Data entries
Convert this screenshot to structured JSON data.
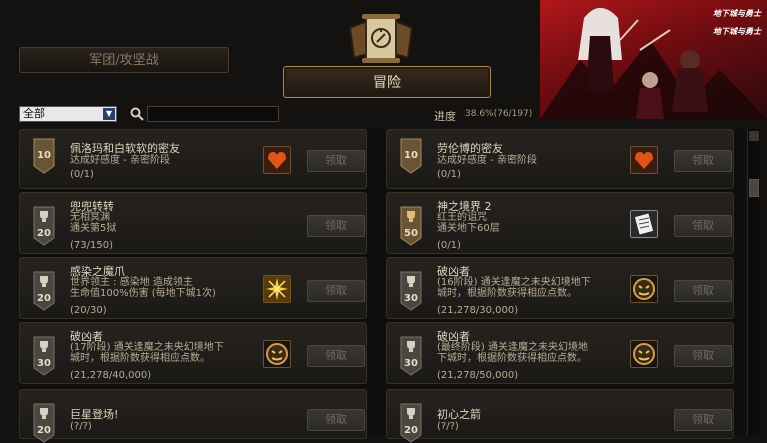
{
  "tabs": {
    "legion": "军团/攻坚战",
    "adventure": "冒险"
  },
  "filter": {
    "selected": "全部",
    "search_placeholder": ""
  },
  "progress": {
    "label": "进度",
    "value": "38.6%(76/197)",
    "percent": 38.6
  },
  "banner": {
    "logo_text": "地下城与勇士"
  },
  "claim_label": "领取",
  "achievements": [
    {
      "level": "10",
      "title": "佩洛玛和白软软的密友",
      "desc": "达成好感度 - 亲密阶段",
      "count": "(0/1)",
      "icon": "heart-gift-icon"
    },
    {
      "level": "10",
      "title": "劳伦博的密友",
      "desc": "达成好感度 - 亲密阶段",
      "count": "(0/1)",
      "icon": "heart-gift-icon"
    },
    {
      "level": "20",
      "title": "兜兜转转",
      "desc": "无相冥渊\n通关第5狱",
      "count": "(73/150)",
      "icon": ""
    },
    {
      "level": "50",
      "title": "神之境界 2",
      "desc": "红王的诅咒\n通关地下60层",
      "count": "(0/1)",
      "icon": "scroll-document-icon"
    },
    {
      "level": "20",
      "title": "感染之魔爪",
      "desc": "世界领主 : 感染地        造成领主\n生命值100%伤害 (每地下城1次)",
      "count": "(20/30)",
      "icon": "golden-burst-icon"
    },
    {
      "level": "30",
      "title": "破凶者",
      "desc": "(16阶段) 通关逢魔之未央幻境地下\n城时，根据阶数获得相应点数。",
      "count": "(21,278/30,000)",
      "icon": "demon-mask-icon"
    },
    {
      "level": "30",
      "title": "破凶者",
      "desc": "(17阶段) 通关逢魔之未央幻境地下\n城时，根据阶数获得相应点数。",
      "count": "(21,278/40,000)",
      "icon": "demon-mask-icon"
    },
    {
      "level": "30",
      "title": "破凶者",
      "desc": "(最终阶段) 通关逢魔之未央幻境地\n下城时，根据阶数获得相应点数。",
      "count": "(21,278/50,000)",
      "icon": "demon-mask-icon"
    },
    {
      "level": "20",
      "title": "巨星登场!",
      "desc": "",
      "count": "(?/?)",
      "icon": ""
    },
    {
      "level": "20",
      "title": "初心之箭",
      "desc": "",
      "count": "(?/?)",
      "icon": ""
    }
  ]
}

WHAT IS BEING ASKED ▸
Go through the data and gather every line that holds "根据阶数获得相应点数".

RESPONSE FOR THIS EXERCISE ▸
      "desc": "(16阶段) 通关逢魔之未央幻境地下\n城时，根据阶数获得相应点数。",
      "desc": "(17阶段) 通关逢魔之未央幻境地下\n城时，根据阶数获得相应点数。",
      "desc": "(最终阶段) 通关逢魔之未央幻境地\n下城时，根据阶数获得相应点数。",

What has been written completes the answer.